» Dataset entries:
begin

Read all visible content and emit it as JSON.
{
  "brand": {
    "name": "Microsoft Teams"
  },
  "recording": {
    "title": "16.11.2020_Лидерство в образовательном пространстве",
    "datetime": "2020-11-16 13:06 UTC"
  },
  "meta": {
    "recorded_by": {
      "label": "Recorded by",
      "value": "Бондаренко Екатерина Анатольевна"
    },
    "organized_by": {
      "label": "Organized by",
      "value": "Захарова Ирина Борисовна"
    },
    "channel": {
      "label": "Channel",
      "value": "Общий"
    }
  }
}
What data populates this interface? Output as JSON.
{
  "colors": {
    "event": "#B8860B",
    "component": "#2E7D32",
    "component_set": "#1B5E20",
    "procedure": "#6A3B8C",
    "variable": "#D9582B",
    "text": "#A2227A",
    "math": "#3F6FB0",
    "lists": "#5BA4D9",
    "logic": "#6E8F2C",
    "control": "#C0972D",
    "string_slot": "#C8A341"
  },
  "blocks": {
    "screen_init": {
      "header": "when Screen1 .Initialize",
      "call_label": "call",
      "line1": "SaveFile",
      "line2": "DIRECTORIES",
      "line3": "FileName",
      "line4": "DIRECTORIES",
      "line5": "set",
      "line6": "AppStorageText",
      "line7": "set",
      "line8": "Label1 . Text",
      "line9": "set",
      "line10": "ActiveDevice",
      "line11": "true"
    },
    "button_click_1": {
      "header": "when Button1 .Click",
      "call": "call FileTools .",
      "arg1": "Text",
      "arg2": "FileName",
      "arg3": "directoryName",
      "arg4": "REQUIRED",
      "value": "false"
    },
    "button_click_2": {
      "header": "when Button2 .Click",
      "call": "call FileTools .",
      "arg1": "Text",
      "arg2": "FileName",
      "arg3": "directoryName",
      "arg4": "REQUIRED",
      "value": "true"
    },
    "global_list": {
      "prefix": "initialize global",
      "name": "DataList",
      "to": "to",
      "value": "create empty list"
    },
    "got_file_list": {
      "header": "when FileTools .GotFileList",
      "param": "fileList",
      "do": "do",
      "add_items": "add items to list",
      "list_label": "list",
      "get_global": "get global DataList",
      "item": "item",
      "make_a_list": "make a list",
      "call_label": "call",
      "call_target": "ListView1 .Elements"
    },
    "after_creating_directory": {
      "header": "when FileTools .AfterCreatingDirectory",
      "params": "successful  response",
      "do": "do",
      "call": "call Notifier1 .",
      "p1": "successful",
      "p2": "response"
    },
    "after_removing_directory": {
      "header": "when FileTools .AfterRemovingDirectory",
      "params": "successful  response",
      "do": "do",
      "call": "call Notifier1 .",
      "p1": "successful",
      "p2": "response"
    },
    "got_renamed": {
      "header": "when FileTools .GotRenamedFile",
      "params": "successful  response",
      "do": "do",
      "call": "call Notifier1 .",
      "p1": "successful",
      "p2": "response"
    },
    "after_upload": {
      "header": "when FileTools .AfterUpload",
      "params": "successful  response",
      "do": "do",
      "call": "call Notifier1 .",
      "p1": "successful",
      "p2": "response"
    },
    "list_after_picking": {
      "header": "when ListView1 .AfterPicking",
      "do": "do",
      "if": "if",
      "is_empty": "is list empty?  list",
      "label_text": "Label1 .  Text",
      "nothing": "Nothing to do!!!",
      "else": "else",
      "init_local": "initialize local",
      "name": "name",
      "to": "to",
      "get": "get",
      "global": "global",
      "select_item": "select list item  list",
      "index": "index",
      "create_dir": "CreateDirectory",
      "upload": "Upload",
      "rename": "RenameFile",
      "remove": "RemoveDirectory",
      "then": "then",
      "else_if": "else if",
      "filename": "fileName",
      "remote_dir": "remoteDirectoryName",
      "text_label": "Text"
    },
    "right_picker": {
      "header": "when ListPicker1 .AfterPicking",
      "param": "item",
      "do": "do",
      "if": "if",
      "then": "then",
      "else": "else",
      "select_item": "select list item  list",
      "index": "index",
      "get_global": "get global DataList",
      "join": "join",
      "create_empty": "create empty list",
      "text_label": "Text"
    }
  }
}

end

From the records above, extract everything verbatim.

» Response to the exercise:
Read all visible content and emit it as JSON.
{
  "brand": {
    "name": "Microsoft Teams"
  },
  "recording": {
    "title": "16.11.2020_Лидерство в образовательном пространстве",
    "datetime": "2020-11-16 13:06 UTC"
  },
  "meta": {
    "recorded_by": {
      "label": "Recorded by",
      "value": "Бондаренко Екатерина Анатольевна"
    },
    "organized_by": {
      "label": "Organized by",
      "value": "Захарова Ирина Борисовна"
    },
    "channel": {
      "label": "Channel",
      "value": "Общий"
    }
  }
}
What data populates this interface? Output as JSON.
{
  "colors": {
    "event": "#B8860B",
    "component": "#2E7D32",
    "component_set": "#1B5E20",
    "procedure": "#6A3B8C",
    "variable": "#D9582B",
    "text": "#A2227A",
    "math": "#3F6FB0",
    "lists": "#5BA4D9",
    "logic": "#6E8F2C",
    "control": "#C0972D",
    "string_slot": "#C8A341"
  },
  "blocks": {
    "screen_init": {
      "header": "when Screen1 .Initialize",
      "call_label": "call",
      "line1": "SaveFile",
      "line2": "DIRECTORIES",
      "line3": "FileName",
      "line4": "DIRECTORIES",
      "line5": "set",
      "line6": "AppStorageText",
      "line7": "set",
      "line8": "Label1 . Text",
      "line9": "set",
      "line10": "ActiveDevice",
      "line11": "true"
    },
    "button_click_1": {
      "header": "when Button1 .Click",
      "call": "call FileTools .",
      "arg1": "Text",
      "arg2": "FileName",
      "arg3": "directoryName",
      "arg4": "REQUIRED",
      "value": "false"
    },
    "button_click_2": {
      "header": "when Button2 .Click",
      "call": "call FileTools .",
      "arg1": "Text",
      "arg2": "FileName",
      "arg3": "directoryName",
      "arg4": "REQUIRED",
      "value": "true"
    },
    "global_list": {
      "prefix": "initialize global",
      "name": "DataList",
      "to": "to",
      "value": "create empty list"
    },
    "got_file_list": {
      "header": "when FileTools .GotFileList",
      "param": "fileList",
      "do": "do",
      "add_items": "add items to list",
      "list_label": "list",
      "get_global": "get global DataList",
      "item": "item",
      "make_a_list": "make a list",
      "call_label": "call",
      "call_target": "ListView1 .Elements"
    },
    "after_creating_directory": {
      "header": "when FileTools .AfterCreatingDirectory",
      "params": "successful  response",
      "do": "do",
      "call": "call Notifier1 .",
      "p1": "successful",
      "p2": "response"
    },
    "after_removing_directory": {
      "header": "when FileTools .AfterRemovingDirectory",
      "params": "successful  response",
      "do": "do",
      "call": "call Notifier1 .",
      "p1": "successful",
      "p2": "response"
    },
    "got_renamed": {
      "header": "when FileTools .GotRenamedFile",
      "params": "successful  response",
      "do": "do",
      "call": "call Notifier1 .",
      "p1": "successful",
      "p2": "response"
    },
    "after_upload": {
      "header": "when FileTools .AfterUpload",
      "params": "successful  response",
      "do": "do",
      "call": "call Notifier1 .",
      "p1": "successful",
      "p2": "response"
    },
    "list_after_picking": {
      "header": "when ListView1 .AfterPicking",
      "do": "do",
      "if": "if",
      "is_empty": "is list empty?  list",
      "label_text": "Label1 .  Text",
      "nothing": "Nothing to do!!!",
      "else": "else",
      "init_local": "initialize local",
      "name": "name",
      "to": "to",
      "get": "get",
      "global": "global",
      "select_item": "select list item  list",
      "index": "index",
      "create_dir": "CreateDirectory",
      "upload": "Upload",
      "rename": "RenameFile",
      "remove": "RemoveDirectory",
      "then": "then",
      "else_if": "else if",
      "filename": "fileName",
      "remote_dir": "remoteDirectoryName",
      "text_label": "Text"
    },
    "right_picker": {
      "header": "when ListPicker1 .AfterPicking",
      "param": "item",
      "do": "do",
      "if": "if",
      "then": "then",
      "else": "else",
      "select_item": "select list item  list",
      "index": "index",
      "get_global": "get global DataList",
      "join": "join",
      "create_empty": "create empty list",
      "text_label": "Text"
    }
  }
}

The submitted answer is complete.